**Prompt:**
Copy out lines with the word "harvest" from the material that follows.

(Dataset records)
— Start —
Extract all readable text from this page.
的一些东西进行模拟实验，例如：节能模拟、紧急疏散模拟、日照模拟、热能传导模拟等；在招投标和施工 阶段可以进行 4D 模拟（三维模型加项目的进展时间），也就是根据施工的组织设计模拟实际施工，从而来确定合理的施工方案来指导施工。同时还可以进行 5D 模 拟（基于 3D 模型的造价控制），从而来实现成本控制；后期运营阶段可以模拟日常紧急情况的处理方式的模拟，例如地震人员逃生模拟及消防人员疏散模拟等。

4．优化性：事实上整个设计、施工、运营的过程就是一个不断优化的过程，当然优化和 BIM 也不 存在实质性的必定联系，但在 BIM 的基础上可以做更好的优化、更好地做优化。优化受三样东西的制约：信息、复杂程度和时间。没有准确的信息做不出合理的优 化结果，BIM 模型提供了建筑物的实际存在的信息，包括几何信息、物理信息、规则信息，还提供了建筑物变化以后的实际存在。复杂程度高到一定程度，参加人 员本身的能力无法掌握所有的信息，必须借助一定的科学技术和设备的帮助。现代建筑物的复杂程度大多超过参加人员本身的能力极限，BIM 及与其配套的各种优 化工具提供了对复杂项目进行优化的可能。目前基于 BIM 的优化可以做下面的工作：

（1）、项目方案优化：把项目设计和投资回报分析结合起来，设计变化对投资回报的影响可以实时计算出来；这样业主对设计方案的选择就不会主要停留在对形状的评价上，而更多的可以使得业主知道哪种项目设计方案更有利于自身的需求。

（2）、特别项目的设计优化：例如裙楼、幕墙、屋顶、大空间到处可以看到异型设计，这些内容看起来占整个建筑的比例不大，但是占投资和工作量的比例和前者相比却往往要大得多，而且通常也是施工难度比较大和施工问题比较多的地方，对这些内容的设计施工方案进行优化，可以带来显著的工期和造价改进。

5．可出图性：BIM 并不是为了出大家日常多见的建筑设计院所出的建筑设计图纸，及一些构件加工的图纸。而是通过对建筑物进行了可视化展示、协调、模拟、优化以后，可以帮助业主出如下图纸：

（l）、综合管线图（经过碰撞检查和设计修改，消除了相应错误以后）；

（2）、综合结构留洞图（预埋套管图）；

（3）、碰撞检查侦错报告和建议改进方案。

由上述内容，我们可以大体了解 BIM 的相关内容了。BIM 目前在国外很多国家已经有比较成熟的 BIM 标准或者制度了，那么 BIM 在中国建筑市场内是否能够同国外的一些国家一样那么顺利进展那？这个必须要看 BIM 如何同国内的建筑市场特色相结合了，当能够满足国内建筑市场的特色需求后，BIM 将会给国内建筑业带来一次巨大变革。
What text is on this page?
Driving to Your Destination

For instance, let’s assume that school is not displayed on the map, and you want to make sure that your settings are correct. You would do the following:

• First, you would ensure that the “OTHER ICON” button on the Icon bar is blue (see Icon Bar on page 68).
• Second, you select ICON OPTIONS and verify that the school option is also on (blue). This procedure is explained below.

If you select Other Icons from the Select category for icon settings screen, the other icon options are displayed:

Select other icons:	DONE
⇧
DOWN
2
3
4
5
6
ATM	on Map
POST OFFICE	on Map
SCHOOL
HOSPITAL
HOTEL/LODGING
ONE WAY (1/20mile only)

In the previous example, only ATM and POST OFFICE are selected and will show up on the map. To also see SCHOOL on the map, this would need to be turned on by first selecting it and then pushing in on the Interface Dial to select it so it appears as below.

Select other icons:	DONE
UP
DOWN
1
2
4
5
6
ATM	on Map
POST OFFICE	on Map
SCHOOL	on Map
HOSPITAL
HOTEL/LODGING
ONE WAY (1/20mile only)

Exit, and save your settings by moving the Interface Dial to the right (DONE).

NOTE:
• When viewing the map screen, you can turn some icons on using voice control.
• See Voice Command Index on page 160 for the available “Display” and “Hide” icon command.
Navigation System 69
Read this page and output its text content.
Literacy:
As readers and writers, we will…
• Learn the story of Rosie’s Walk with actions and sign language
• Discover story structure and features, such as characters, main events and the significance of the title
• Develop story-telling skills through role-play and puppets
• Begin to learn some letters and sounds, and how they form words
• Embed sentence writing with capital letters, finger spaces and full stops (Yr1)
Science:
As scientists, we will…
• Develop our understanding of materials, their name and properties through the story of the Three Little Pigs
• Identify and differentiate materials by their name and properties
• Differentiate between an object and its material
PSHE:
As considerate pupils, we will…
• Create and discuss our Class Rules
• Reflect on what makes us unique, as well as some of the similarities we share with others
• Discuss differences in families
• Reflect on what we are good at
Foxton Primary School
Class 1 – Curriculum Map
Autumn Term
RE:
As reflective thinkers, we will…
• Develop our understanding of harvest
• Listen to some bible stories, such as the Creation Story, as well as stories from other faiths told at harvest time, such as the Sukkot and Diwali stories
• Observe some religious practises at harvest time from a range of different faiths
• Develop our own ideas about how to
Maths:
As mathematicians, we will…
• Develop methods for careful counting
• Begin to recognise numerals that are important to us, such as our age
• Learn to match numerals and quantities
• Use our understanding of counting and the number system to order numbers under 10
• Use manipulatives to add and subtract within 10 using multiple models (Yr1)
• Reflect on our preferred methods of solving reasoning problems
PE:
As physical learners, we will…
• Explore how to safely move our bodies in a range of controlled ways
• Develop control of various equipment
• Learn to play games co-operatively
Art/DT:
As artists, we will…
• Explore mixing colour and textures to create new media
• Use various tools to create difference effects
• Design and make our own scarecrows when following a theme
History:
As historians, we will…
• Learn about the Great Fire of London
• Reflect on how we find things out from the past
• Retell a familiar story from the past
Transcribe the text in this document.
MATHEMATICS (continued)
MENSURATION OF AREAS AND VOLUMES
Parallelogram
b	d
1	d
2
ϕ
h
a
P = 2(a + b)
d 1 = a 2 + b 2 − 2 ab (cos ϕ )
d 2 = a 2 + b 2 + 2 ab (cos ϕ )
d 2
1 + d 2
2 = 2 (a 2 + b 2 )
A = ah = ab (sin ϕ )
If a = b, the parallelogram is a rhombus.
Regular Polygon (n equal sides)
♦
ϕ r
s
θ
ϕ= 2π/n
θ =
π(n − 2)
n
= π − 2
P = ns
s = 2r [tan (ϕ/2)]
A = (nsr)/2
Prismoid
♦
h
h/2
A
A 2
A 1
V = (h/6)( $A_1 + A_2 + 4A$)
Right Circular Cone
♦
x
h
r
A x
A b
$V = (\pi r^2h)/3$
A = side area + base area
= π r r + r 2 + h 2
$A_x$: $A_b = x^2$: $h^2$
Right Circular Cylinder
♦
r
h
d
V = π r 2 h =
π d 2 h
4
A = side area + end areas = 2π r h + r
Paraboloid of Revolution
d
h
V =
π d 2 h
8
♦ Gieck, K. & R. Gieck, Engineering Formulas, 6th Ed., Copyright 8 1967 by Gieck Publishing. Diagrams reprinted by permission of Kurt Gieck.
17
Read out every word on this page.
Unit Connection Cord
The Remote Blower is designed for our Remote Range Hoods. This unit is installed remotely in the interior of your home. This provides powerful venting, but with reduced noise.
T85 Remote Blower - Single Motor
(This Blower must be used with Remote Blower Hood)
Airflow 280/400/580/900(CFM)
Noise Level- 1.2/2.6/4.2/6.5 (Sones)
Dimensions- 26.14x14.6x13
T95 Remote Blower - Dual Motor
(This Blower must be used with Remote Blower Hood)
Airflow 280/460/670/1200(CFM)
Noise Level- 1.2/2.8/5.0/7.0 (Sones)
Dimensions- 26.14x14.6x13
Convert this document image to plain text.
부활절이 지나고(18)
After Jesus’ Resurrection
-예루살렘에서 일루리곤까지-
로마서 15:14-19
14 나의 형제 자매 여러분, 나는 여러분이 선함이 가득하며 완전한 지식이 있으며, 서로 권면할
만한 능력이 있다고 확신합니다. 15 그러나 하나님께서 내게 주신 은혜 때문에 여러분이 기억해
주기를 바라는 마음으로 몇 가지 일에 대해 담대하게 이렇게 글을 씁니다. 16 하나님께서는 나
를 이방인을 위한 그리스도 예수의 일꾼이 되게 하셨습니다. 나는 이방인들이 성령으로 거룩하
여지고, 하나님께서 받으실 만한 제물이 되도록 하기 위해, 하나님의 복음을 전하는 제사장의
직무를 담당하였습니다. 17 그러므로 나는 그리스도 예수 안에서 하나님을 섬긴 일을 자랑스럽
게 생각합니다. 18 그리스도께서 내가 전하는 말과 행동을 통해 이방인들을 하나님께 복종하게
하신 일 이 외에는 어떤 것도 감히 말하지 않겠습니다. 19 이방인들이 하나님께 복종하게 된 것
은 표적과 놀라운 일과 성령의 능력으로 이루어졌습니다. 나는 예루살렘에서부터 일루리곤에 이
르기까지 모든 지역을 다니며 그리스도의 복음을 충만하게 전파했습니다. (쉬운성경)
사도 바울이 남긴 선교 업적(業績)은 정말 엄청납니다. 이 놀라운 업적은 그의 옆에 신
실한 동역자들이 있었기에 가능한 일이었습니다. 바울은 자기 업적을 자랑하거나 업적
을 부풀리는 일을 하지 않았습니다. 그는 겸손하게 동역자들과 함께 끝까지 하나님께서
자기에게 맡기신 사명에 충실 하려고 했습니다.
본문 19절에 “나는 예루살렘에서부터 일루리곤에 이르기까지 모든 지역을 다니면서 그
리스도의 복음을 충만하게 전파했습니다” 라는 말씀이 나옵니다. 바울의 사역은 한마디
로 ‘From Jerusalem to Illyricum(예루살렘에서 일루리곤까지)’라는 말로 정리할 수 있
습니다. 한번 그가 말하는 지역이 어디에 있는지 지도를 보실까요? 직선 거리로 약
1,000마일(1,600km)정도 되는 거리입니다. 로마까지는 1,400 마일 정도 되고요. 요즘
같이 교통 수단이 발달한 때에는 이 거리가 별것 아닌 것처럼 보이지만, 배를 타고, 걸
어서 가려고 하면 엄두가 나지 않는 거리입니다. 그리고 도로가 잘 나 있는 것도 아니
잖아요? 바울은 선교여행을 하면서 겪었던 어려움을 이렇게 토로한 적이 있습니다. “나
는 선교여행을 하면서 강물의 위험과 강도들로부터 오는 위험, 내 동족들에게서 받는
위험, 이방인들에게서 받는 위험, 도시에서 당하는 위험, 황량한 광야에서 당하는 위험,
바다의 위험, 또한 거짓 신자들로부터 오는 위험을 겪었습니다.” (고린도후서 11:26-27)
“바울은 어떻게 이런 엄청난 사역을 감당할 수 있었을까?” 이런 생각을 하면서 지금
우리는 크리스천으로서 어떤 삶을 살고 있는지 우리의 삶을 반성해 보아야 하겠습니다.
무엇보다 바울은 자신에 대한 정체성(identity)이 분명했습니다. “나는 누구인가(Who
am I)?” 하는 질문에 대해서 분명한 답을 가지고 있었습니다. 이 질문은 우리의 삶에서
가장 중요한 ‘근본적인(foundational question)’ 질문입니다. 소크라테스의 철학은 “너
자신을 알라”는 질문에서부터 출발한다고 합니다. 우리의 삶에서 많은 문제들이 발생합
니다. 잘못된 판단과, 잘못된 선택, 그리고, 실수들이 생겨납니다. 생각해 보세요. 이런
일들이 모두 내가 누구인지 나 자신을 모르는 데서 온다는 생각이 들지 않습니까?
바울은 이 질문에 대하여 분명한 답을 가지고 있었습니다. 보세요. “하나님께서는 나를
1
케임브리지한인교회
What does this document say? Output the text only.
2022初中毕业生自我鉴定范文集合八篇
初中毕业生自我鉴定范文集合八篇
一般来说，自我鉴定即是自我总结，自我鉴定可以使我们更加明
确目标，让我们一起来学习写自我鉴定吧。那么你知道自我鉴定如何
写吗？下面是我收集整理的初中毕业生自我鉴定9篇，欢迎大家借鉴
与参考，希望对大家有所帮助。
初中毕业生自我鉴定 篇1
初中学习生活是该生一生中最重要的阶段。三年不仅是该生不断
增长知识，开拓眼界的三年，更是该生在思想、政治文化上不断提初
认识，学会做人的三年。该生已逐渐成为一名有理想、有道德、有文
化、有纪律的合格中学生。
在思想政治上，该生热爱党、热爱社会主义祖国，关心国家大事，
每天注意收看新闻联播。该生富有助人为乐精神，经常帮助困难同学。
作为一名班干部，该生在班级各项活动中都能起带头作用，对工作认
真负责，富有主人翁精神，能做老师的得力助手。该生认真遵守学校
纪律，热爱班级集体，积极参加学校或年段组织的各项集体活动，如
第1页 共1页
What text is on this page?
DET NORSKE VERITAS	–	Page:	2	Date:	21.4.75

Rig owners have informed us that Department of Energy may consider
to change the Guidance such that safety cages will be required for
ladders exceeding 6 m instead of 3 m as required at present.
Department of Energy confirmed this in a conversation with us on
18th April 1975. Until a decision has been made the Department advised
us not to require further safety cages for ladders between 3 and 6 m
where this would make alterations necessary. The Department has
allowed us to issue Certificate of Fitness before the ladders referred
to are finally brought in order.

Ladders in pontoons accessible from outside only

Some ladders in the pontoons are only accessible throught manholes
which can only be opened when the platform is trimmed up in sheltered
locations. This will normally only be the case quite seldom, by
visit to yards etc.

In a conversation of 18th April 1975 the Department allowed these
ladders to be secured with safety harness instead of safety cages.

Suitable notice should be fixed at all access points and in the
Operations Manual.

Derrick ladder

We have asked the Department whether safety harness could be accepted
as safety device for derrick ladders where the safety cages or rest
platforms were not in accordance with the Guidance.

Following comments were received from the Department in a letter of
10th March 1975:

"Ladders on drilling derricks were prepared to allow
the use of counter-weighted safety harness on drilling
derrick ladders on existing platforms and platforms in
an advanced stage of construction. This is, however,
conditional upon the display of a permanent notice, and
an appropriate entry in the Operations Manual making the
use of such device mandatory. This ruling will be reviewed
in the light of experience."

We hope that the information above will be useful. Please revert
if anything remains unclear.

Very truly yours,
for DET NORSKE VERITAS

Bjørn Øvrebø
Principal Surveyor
— End —
**Expected output:**
• Develop our understanding of harvest
• Listen to some bible stories, such as the Creation Story, as well as stories from other faiths told at harvest time, such as the Sukkot and Diwali stories
• Observe some religious practises at harvest time from a range of different faiths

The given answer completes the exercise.